What you are asked to do
Find every line of the listing below where "FECHA" appears, and copy it.

Dataset items:
============

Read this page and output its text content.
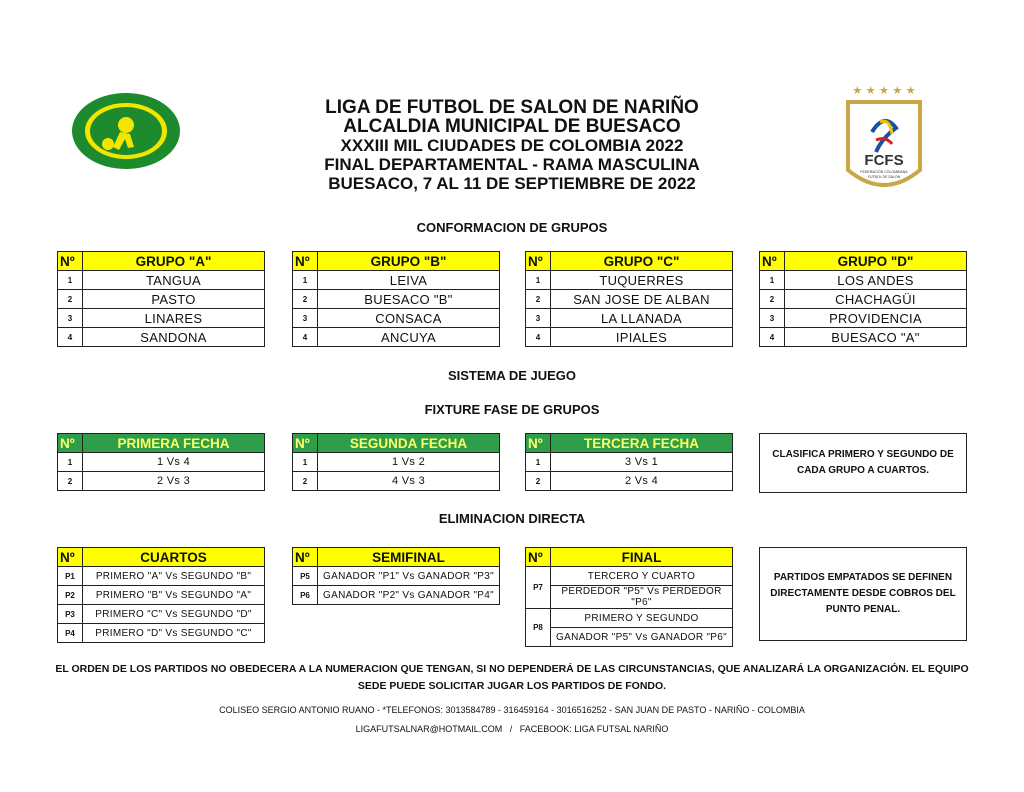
★ ★ ★ ★ ★
FCFS
FEDERACIÓN COLOMBIANA
FUTBOL DE SALON
LIGA DE FUTBOL DE SALON DE NARIÑO
ALCALDIA MUNICIPAL DE BUESACO
XXXIII MIL CIUDADES DE COLOMBIA 2022
FINAL DEPARTAMENTAL - RAMA MASCULINA
BUESACO, 7 AL 11 DE SEPTIEMBRE DE 2022
CONFORMACION DE GRUPOS
Nº	GRUPO "A"
1	TANGUA
2	PASTO
3	LINARES
4	SANDONA
Nº	GRUPO "B"
1	LEIVA
2	BUESACO "B"
3	CONSACA
4	ANCUYA
Nº	GRUPO "C"
1	TUQUERRES
2	SAN JOSE DE ALBAN
3	LA LLANADA
4	IPIALES
Nº	GRUPO "D"
1	LOS ANDES
2	CHACHAGÜI
3	PROVIDENCIA
4	BUESACO "A"
SISTEMA DE JUEGO
FIXTURE FASE DE GRUPOS
Nº	PRIMERA FECHA
1	1 Vs 4
2	2 Vs 3
Nº	SEGUNDA FECHA
1	1 Vs 2
2	4 Vs 3
Nº	TERCERA FECHA
1	3 Vs 1
2	2 Vs 4
CLASIFICA PRIMERO Y SEGUNDO DE CADA GRUPO A CUARTOS.
ELIMINACION DIRECTA
Nº	CUARTOS
P1	PRIMERO "A" Vs SEGUNDO "B"
P2	PRIMERO "B" Vs SEGUNDO "A"
P3	PRIMERO "C" Vs SEGUNDO "D"
P4	PRIMERO "D" Vs SEGUNDO "C"
Nº	SEMIFINAL
P5	GANADOR "P1" Vs GANADOR "P3"
P6	GANADOR "P2" Vs GANADOR "P4"
Nº	FINAL
P7	TERCERO Y CUARTO
	PERDEDOR "P5" Vs PERDEDOR "P6"
P8	PRIMERO Y SEGUNDO
	GANADOR "P5" Vs GANADOR "P6"
PARTIDOS EMPATADOS SE DEFINEN DIRECTAMENTE DESDE COBROS DEL PUNTO PENAL.
EL ORDEN DE LOS PARTIDOS NO OBEDECERA A LA NUMERACION QUE TENGAN, SI NO DEPENDERÁ DE LAS CIRCUNSTANCIAS, QUE ANALIZARÁ LA ORGANIZACIÓN. EL EQUIPO
SEDE PUEDE SOLICITAR JUGAR LOS PARTIDOS DE FONDO.
COLISEO SERGIO ANTONIO RUANO - *TELEFONOS: 3013584789 - 316459164 - 3016516252 - SAN JUAN DE PASTO - NARIÑO - COLOMBIA
LIGAFUTSALNAR@HOTMAIL.COM   /   FACEBOOK: LIGA FUTSAL NARIÑO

============

Result of this task
Nº	PRIMERA FECHA
Nº	SEGUNDA FECHA
Nº	TERCERA FECHA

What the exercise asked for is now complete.